Exercise task:
Quote every line of the records below verbatim, without changing any character.

[Collected data entries]
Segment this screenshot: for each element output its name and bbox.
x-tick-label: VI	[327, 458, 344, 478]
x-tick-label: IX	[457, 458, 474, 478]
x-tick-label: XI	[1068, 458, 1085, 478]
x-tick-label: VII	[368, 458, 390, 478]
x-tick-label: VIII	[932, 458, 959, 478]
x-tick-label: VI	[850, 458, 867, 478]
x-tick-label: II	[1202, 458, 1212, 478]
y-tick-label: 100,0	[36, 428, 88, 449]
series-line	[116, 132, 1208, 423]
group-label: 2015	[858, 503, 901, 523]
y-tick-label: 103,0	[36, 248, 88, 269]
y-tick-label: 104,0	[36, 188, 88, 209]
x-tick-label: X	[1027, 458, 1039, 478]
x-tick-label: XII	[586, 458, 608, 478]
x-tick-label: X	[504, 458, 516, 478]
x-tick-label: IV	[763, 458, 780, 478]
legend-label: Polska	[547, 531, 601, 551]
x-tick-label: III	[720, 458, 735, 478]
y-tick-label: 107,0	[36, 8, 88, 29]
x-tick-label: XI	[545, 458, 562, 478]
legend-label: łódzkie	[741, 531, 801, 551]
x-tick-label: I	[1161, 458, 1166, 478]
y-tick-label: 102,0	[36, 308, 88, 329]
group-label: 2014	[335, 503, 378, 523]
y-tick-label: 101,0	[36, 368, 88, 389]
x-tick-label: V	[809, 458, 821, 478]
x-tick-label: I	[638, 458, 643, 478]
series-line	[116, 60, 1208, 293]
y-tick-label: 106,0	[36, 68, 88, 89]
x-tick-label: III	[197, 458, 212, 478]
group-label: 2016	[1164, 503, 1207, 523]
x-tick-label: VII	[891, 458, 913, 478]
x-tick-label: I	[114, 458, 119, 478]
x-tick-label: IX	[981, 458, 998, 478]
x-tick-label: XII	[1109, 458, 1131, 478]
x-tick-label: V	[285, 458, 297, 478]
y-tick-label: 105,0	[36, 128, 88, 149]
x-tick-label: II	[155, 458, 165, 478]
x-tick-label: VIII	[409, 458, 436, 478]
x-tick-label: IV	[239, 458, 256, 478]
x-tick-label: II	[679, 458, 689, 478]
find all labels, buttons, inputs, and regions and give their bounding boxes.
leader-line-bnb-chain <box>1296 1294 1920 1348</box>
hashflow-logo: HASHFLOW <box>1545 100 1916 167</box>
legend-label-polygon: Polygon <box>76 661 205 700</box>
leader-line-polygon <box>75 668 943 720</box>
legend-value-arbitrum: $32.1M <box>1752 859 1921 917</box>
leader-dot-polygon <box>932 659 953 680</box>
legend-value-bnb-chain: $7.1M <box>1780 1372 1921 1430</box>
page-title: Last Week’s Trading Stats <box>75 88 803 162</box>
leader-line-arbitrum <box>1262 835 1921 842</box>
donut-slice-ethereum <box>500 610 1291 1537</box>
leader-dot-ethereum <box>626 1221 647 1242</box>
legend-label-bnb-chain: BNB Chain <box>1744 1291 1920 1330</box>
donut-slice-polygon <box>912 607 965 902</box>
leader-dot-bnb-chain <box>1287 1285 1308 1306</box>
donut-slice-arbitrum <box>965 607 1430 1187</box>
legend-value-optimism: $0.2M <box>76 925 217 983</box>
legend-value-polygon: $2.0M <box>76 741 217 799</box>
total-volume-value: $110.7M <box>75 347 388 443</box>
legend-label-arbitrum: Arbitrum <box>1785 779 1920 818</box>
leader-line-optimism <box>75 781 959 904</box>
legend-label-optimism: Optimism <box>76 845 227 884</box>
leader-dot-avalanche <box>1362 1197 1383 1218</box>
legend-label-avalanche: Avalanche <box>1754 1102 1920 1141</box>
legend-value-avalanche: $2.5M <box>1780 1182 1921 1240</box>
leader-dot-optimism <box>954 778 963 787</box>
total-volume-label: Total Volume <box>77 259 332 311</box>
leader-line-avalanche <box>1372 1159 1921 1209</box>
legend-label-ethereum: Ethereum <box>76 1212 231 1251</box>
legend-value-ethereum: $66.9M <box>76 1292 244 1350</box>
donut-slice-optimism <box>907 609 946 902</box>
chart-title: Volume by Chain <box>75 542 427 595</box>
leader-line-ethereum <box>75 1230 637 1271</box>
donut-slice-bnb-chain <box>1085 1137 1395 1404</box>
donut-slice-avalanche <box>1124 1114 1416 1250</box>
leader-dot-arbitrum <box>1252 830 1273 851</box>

Task output:
Segment this screenshot: for each element output its name and bbox.
x-tick-label: VI	[327, 458, 344, 478]
x-tick-label: IX	[457, 458, 474, 478]
x-tick-label: XI	[1068, 458, 1085, 478]
x-tick-label: VII	[368, 458, 390, 478]
x-tick-label: VIII	[932, 458, 959, 478]
x-tick-label: VI	[850, 458, 867, 478]
x-tick-label: II	[1202, 458, 1212, 478]
y-tick-label: 100,0	[36, 428, 88, 449]
series-line	[116, 132, 1208, 423]
group-label: 2015	[858, 503, 901, 523]
y-tick-label: 103,0	[36, 248, 88, 269]
y-tick-label: 104,0	[36, 188, 88, 209]
x-tick-label: X	[1027, 458, 1039, 478]
x-tick-label: XII	[586, 458, 608, 478]
x-tick-label: X	[504, 458, 516, 478]
x-tick-label: IV	[763, 458, 780, 478]
legend-label: Polska	[547, 531, 601, 551]
x-tick-label: III	[720, 458, 735, 478]
y-tick-label: 107,0	[36, 8, 88, 29]
x-tick-label: XI	[545, 458, 562, 478]
legend-label: łódzkie	[741, 531, 801, 551]
x-tick-label: I	[1161, 458, 1166, 478]
y-tick-label: 102,0	[36, 308, 88, 329]
group-label: 2014	[335, 503, 378, 523]
y-tick-label: 101,0	[36, 368, 88, 389]
x-tick-label: V	[809, 458, 821, 478]
x-tick-label: I	[638, 458, 643, 478]
series-line	[116, 60, 1208, 293]
y-tick-label: 106,0	[36, 68, 88, 89]
x-tick-label: III	[197, 458, 212, 478]
group-label: 2016	[1164, 503, 1207, 523]
x-tick-label: VII	[891, 458, 913, 478]
x-tick-label: I	[114, 458, 119, 478]
x-tick-label: IX	[981, 458, 998, 478]
x-tick-label: XII	[1109, 458, 1131, 478]
x-tick-label: V	[285, 458, 297, 478]
y-tick-label: 105,0	[36, 128, 88, 149]
x-tick-label: II	[155, 458, 165, 478]
x-tick-label: VIII	[409, 458, 436, 478]
x-tick-label: IV	[239, 458, 256, 478]
x-tick-label: II	[679, 458, 689, 478]
find all labels, buttons, inputs, and regions and give their bounding boxes.
leader-line-bnb-chain <box>1296 1294 1920 1348</box>
hashflow-logo: HASHFLOW <box>1545 100 1916 167</box>
legend-label-polygon: Polygon <box>76 661 205 700</box>
leader-line-polygon <box>75 668 943 720</box>
legend-value-arbitrum: $32.1M <box>1752 859 1921 917</box>
leader-dot-polygon <box>932 659 953 680</box>
legend-value-bnb-chain: $7.1M <box>1780 1372 1921 1430</box>
page-title: Last Week’s Trading Stats <box>75 88 803 162</box>
leader-line-arbitrum <box>1262 835 1921 842</box>
donut-slice-ethereum <box>500 610 1291 1537</box>
leader-dot-ethereum <box>626 1221 647 1242</box>
legend-label-bnb-chain: BNB Chain <box>1744 1291 1920 1330</box>
donut-slice-polygon <box>912 607 965 902</box>
leader-dot-bnb-chain <box>1287 1285 1308 1306</box>
donut-slice-arbitrum <box>965 607 1430 1187</box>
legend-value-optimism: $0.2M <box>76 925 217 983</box>
legend-value-polygon: $2.0M <box>76 741 217 799</box>
total-volume-value: $110.7M <box>75 347 388 443</box>
legend-label-arbitrum: Arbitrum <box>1785 779 1920 818</box>
leader-line-optimism <box>75 781 959 904</box>
legend-label-optimism: Optimism <box>76 845 227 884</box>
leader-dot-avalanche <box>1362 1197 1383 1218</box>
legend-label-avalanche: Avalanche <box>1754 1102 1920 1141</box>
legend-value-avalanche: $2.5M <box>1780 1182 1921 1240</box>
leader-dot-optimism <box>954 778 963 787</box>
total-volume-label: Total Volume <box>77 259 332 311</box>
leader-line-avalanche <box>1372 1159 1921 1209</box>
legend-label-ethereum: Ethereum <box>76 1212 231 1251</box>
legend-value-ethereum: $66.9M <box>76 1292 244 1350</box>
donut-slice-optimism <box>907 609 946 902</box>
chart-title: Volume by Chain <box>75 542 427 595</box>
leader-line-ethereum <box>75 1230 637 1271</box>
donut-slice-bnb-chain <box>1085 1137 1395 1404</box>
donut-slice-avalanche <box>1124 1114 1416 1250</box>
leader-dot-arbitrum <box>1252 830 1273 851</box>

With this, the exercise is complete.